=== DATA LISTING ===

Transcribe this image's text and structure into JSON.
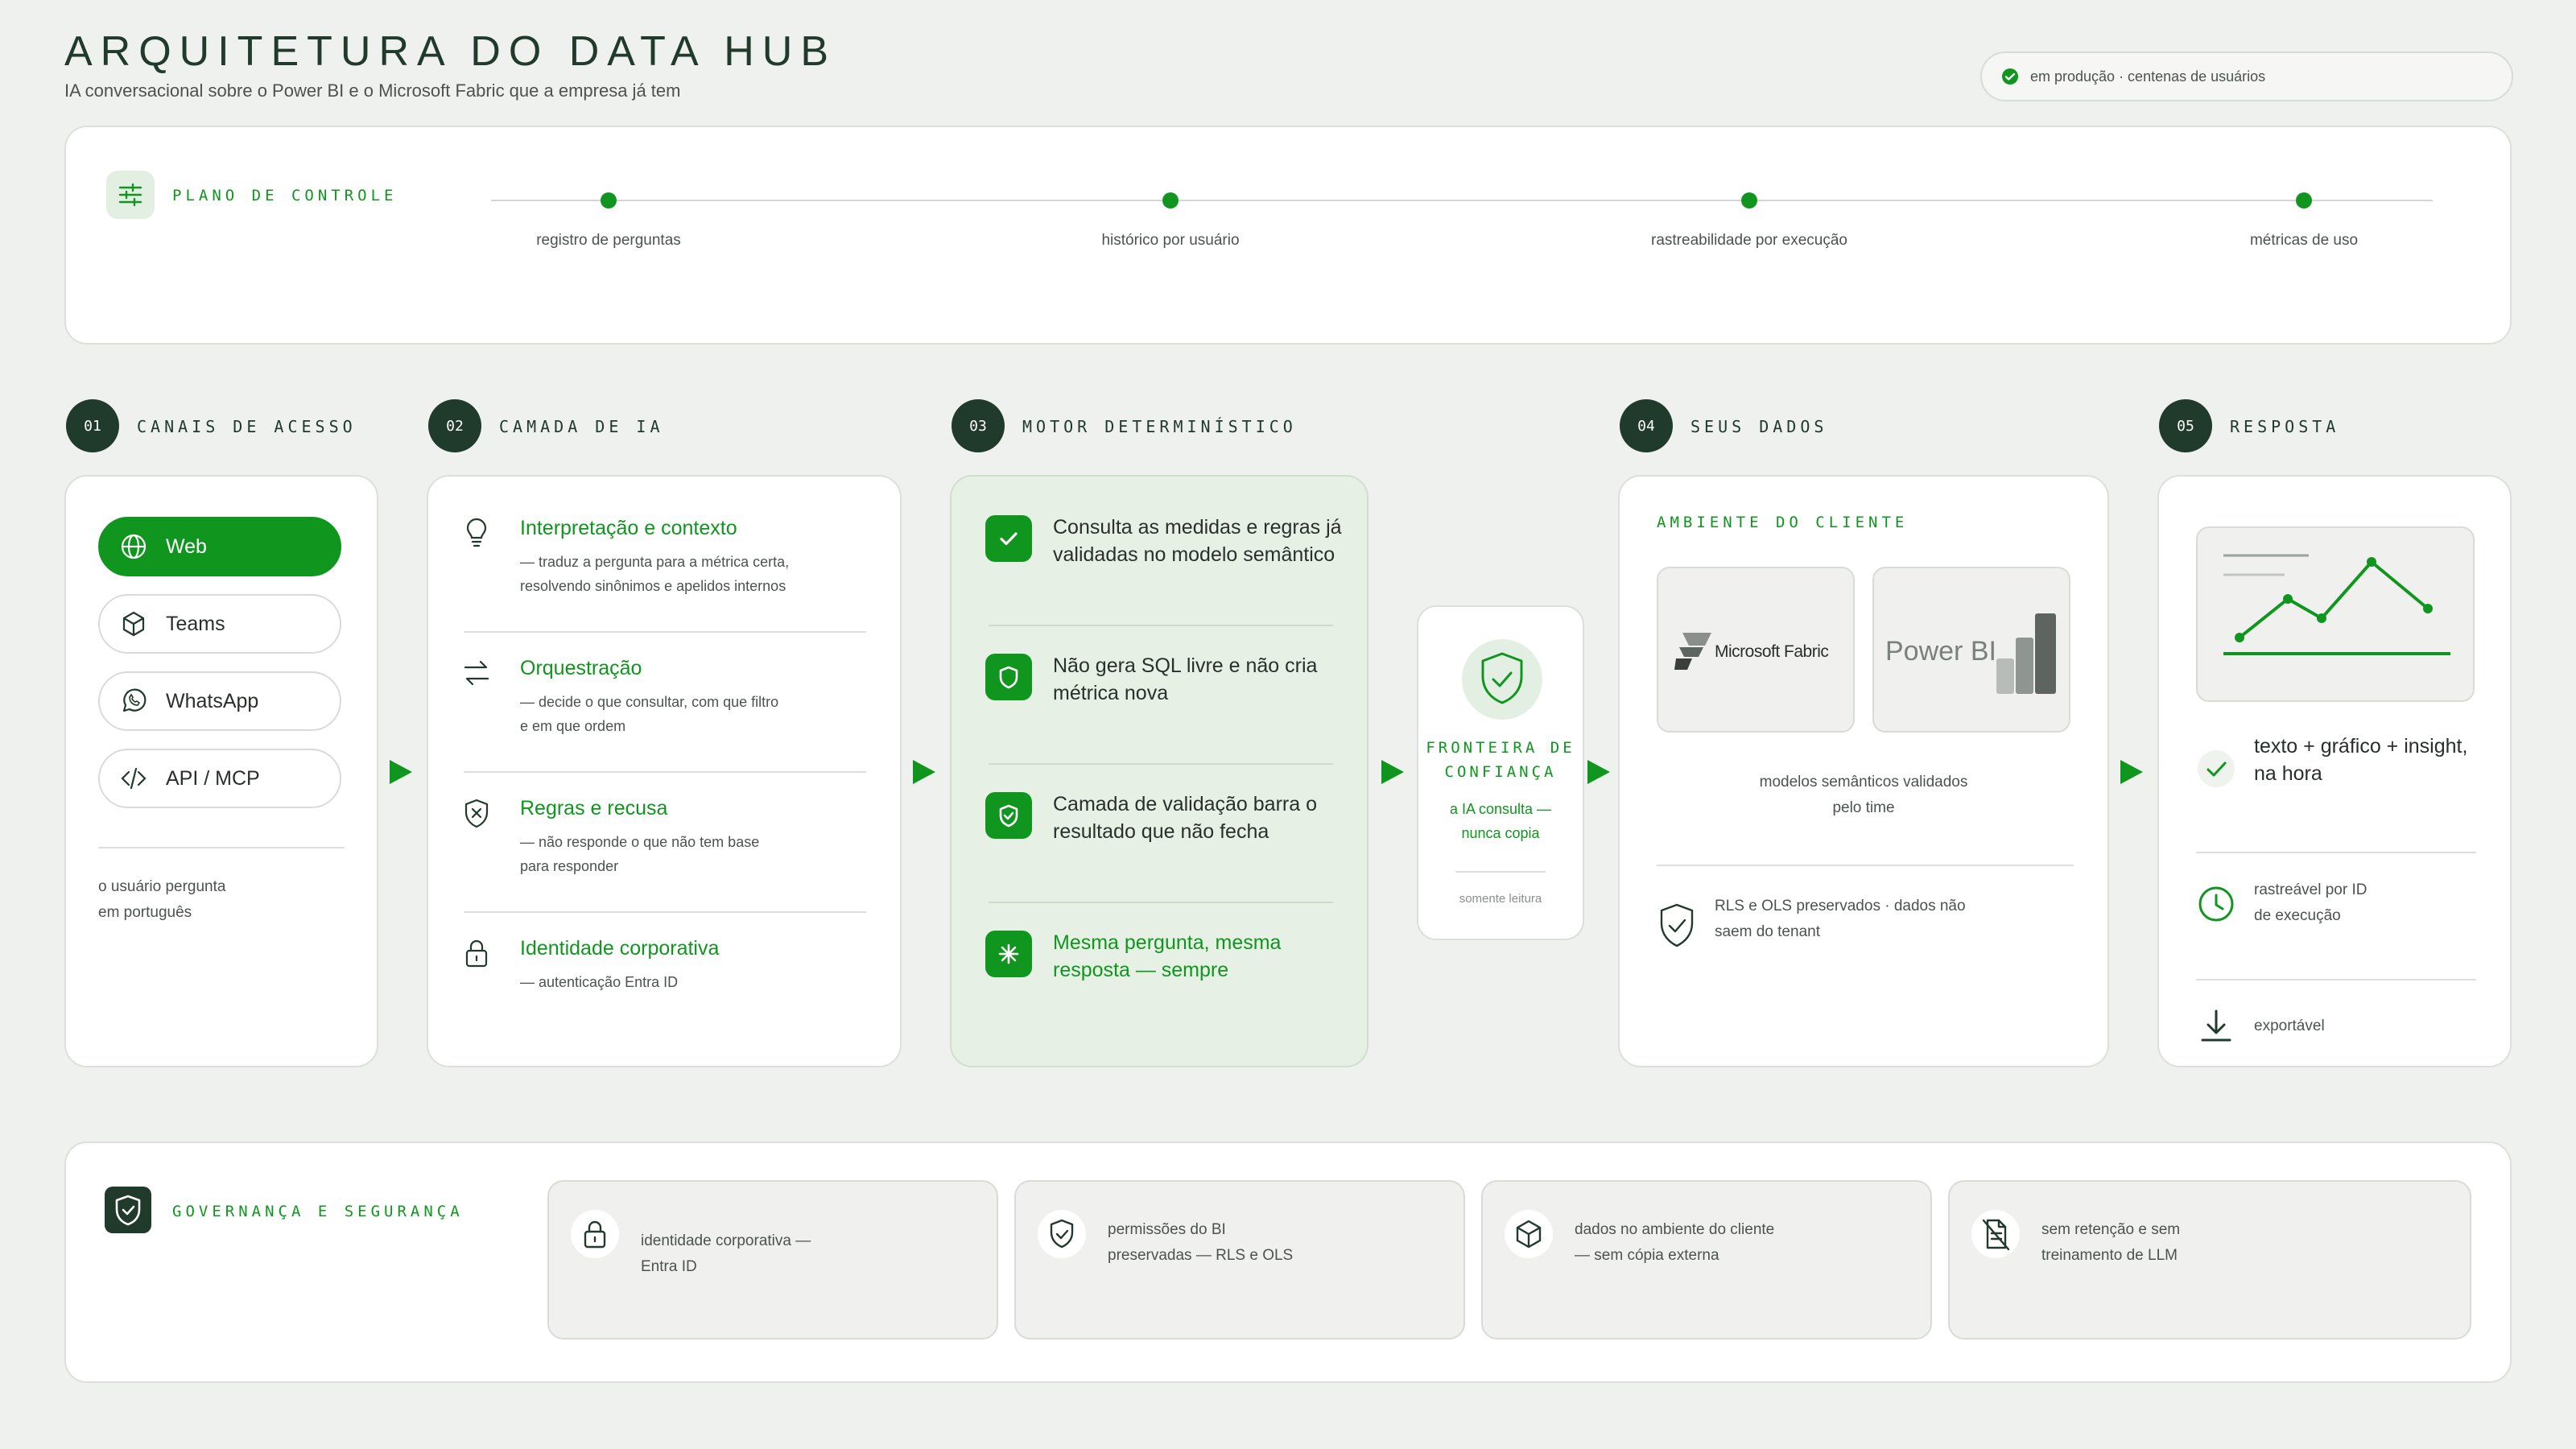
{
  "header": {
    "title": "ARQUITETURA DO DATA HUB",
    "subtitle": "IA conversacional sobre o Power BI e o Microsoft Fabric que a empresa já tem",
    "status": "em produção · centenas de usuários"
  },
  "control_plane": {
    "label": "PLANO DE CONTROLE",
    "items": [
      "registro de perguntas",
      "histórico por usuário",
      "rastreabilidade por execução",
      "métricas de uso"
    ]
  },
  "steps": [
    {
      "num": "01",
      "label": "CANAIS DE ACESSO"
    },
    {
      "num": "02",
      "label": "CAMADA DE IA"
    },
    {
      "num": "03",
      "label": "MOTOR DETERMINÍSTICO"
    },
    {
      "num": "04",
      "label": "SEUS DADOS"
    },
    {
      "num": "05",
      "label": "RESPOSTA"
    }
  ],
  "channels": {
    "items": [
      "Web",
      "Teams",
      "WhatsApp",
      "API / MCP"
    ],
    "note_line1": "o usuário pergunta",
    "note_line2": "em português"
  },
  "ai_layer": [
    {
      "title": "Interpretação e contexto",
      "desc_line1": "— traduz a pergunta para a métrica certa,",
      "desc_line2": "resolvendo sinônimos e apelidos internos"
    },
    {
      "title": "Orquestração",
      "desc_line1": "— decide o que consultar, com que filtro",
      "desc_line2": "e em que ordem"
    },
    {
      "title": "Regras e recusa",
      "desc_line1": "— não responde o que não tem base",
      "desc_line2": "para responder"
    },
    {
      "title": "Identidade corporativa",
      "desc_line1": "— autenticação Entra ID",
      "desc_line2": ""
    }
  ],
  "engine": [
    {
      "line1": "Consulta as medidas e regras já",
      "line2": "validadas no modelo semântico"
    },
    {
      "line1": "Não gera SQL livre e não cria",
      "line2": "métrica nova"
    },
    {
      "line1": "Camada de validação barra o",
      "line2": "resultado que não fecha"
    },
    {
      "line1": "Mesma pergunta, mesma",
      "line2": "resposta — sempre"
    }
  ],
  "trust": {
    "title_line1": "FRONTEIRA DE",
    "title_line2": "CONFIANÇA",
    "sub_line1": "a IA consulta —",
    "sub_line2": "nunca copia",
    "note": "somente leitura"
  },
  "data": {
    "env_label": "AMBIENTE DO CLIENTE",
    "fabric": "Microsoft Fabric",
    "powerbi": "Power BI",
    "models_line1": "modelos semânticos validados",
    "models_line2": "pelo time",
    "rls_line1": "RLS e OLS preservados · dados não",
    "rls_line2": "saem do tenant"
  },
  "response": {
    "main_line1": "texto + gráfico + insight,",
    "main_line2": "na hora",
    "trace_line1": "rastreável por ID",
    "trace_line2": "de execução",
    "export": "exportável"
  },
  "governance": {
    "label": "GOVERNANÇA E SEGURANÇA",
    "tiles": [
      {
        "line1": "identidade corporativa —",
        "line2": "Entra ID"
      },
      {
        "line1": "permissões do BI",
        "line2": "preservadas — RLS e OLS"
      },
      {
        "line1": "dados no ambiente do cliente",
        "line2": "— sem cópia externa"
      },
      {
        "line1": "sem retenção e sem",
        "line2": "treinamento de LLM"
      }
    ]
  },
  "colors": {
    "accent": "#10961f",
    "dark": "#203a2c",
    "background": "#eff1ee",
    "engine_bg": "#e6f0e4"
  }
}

===

* **AIM**
Identify and copy the lines holding the word "para".

* **TASK RESULT**
      "desc_line1": "— traduz a pergunta para a métrica certa,",
      "desc_line2": "para responder"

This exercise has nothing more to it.